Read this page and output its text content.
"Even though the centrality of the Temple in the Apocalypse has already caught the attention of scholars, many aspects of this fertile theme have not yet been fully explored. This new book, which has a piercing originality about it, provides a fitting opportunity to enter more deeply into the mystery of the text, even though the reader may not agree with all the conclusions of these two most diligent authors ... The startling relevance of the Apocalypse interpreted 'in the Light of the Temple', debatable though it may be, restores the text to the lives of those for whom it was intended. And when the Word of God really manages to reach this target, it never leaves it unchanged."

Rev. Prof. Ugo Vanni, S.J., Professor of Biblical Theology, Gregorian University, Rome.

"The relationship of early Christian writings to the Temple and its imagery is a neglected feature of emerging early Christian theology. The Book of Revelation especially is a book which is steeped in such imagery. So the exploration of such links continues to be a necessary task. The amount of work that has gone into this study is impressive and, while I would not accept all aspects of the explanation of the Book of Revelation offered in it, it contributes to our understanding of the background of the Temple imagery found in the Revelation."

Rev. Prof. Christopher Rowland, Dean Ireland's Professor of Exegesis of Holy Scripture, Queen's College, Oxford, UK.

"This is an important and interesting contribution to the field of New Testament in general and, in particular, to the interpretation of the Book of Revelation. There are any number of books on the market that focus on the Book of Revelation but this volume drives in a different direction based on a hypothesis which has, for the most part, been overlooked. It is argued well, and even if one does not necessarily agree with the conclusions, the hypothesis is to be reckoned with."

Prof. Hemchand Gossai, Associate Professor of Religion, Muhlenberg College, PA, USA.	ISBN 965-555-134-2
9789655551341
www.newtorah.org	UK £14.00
++++++++
The records above should all be quoted exactly, please.

ANSWER TO THIS EXERCISE:
Read this page and output its text content.
"Even though the centrality of the Temple in the Apocalypse has already caught the attention of scholars, many aspects of this fertile theme have not yet been fully explored. This new book, which has a piercing originality about it, provides a fitting opportunity to enter more deeply into the mystery of the text, even though the reader may not agree with all the conclusions of these two most diligent authors ... The startling relevance of the Apocalypse interpreted 'in the Light of the Temple', debatable though it may be, restores the text to the lives of those for whom it was intended. And when the Word of God really manages to reach this target, it never leaves it unchanged."

Rev. Prof. Ugo Vanni, S.J., Professor of Biblical Theology, Gregorian University, Rome.

"The relationship of early Christian writings to the Temple and its imagery is a neglected feature of emerging early Christian theology. The Book of Revelation especially is a book which is steeped in such imagery. So the exploration of such links continues to be a necessary task. The amount of work that has gone into this study is impressive and, while I would not accept all aspects of the explanation of the Book of Revelation offered in it, it contributes to our understanding of the background of the Temple imagery found in the Revelation."

Rev. Prof. Christopher Rowland, Dean Ireland's Professor of Exegesis of Holy Scripture, Queen's College, Oxford, UK.

"This is an important and interesting contribution to the field of New Testament in general and, in particular, to the interpretation of the Book of Revelation. There are any number of books on the market that focus on the Book of Revelation but this volume drives in a different direction based on a hypothesis which has, for the most part, been overlooked. It is argued well, and even if one does not necessarily agree with the conclusions, the hypothesis is to be reckoned with."

Prof. Hemchand Gossai, Associate Professor of Religion, Muhlenberg College, PA, USA.	ISBN 965-555-134-2
9789655551341
www.newtorah.org	UK £14.00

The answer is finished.